(Working data)

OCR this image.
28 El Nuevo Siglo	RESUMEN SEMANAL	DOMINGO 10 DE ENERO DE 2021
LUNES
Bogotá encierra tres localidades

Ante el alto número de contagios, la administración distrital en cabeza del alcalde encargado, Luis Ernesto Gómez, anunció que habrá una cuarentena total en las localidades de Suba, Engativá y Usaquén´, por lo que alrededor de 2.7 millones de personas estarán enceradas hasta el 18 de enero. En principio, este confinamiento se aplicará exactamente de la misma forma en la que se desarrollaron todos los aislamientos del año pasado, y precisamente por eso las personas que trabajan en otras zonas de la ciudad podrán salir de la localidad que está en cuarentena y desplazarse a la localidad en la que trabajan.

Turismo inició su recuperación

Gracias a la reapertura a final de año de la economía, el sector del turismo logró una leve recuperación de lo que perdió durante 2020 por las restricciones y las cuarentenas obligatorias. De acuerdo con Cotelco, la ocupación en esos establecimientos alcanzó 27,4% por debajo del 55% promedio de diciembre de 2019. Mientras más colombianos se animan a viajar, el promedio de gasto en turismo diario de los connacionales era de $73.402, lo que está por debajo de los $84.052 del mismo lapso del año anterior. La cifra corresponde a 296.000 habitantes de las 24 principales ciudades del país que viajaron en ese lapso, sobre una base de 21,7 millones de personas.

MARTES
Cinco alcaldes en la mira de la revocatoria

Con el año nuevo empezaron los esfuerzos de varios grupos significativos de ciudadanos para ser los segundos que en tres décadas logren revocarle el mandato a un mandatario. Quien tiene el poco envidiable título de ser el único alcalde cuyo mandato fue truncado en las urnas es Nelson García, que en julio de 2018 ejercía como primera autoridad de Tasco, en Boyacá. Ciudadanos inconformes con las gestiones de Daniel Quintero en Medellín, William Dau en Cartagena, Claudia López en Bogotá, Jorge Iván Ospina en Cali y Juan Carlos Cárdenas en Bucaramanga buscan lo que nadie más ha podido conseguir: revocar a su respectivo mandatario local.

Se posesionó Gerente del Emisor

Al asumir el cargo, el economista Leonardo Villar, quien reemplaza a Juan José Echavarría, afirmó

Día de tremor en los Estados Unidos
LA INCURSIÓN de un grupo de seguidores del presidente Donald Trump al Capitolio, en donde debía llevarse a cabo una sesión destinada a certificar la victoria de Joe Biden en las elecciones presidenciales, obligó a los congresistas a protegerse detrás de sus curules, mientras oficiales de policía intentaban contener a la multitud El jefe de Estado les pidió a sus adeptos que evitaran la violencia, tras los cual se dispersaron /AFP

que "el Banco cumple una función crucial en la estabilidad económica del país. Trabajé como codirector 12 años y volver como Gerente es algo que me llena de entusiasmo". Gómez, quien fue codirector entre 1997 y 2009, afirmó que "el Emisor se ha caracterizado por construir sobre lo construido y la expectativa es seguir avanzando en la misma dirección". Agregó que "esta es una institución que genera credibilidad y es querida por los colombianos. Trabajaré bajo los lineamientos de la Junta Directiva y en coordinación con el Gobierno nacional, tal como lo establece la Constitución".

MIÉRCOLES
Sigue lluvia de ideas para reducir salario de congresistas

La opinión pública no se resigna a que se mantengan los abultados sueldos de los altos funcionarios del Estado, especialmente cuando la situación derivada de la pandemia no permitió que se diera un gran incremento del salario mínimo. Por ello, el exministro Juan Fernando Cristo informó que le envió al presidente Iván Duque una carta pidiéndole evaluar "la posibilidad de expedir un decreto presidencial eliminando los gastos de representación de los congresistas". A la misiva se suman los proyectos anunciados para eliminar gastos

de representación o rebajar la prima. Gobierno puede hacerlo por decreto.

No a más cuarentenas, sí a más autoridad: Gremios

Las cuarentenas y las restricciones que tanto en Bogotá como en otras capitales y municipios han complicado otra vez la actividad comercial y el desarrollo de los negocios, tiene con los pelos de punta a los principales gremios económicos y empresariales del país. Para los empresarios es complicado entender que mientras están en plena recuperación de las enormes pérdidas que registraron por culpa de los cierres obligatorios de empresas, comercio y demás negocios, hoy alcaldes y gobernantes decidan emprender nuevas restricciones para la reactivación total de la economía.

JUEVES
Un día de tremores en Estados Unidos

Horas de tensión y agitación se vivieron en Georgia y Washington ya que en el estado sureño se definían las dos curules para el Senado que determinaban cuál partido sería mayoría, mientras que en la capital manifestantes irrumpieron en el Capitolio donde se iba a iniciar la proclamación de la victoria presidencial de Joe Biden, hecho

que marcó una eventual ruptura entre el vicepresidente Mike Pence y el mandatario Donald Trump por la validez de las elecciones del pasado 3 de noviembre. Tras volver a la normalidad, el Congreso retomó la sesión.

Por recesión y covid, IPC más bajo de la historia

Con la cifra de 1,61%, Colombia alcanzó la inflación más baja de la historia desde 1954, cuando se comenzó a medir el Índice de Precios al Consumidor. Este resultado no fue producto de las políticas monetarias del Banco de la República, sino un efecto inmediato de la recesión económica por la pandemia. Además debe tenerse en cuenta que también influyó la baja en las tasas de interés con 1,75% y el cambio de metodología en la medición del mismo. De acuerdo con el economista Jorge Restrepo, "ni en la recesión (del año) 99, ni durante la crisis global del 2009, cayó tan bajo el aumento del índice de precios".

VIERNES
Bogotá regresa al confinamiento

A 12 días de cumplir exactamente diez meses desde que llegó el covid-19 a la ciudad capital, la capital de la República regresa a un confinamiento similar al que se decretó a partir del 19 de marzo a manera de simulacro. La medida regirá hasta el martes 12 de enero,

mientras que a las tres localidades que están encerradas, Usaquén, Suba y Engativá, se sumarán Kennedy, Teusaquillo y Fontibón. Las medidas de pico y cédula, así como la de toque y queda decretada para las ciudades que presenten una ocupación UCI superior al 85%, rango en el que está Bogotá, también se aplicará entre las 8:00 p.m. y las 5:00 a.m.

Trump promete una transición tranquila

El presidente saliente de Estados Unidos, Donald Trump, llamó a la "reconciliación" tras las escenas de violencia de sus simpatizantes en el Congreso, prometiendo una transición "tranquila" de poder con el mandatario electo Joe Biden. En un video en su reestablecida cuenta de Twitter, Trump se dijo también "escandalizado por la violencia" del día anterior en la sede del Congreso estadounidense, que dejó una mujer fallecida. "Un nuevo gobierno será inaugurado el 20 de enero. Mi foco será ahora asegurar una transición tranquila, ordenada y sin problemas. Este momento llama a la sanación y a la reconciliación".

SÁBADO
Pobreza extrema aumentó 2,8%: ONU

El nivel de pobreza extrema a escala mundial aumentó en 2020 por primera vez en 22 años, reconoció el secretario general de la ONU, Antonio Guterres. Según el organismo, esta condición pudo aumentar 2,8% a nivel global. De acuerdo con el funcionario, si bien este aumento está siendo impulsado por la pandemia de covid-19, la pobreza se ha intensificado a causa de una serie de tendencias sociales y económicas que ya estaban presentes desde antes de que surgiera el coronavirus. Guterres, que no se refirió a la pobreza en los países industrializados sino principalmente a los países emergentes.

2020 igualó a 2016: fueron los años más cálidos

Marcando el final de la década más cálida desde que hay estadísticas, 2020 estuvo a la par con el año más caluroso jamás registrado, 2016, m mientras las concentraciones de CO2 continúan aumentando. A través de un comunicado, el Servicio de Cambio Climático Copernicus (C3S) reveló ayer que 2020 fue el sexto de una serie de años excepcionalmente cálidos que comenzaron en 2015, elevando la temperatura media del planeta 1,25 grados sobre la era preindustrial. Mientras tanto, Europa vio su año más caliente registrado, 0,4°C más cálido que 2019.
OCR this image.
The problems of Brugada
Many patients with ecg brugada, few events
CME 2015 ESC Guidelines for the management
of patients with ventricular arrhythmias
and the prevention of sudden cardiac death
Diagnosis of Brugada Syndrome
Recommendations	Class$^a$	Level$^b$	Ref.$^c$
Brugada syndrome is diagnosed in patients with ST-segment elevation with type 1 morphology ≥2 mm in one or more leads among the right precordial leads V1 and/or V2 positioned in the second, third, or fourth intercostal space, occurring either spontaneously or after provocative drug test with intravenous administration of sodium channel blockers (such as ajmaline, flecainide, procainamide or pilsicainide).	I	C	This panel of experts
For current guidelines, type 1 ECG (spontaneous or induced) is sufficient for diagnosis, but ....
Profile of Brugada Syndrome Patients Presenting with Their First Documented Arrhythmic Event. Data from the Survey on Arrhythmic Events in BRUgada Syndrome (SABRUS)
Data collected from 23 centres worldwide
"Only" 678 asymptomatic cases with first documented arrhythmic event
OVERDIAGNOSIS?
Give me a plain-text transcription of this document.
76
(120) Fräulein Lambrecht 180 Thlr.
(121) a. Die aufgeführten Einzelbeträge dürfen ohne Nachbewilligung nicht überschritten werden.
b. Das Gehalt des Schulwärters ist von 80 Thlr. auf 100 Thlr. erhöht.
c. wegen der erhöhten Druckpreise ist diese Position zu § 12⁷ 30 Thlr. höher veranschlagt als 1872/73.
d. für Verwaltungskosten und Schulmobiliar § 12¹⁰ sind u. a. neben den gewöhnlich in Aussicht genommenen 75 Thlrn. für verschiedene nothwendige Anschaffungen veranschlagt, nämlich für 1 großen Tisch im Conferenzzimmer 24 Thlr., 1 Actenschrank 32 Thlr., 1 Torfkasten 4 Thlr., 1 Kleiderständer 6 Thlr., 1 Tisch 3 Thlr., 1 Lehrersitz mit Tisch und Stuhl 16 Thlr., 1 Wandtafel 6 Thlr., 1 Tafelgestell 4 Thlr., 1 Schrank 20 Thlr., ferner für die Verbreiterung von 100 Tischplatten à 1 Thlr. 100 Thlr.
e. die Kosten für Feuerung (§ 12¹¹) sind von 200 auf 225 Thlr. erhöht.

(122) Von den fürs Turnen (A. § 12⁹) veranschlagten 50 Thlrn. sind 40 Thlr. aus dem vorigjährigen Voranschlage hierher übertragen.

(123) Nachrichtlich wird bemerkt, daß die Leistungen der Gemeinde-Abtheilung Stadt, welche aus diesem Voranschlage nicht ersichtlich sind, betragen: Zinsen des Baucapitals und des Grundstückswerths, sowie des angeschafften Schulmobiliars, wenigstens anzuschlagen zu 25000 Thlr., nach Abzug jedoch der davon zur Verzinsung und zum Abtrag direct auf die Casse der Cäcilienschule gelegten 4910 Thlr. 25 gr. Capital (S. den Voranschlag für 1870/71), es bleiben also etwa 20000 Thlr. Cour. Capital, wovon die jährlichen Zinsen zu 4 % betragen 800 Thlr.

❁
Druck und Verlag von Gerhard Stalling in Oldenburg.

(End Working data)

> What the exercise asks:
Say how many lines of the entries above hold the string "regresa", and say nothing besides the number.

> Task output:
2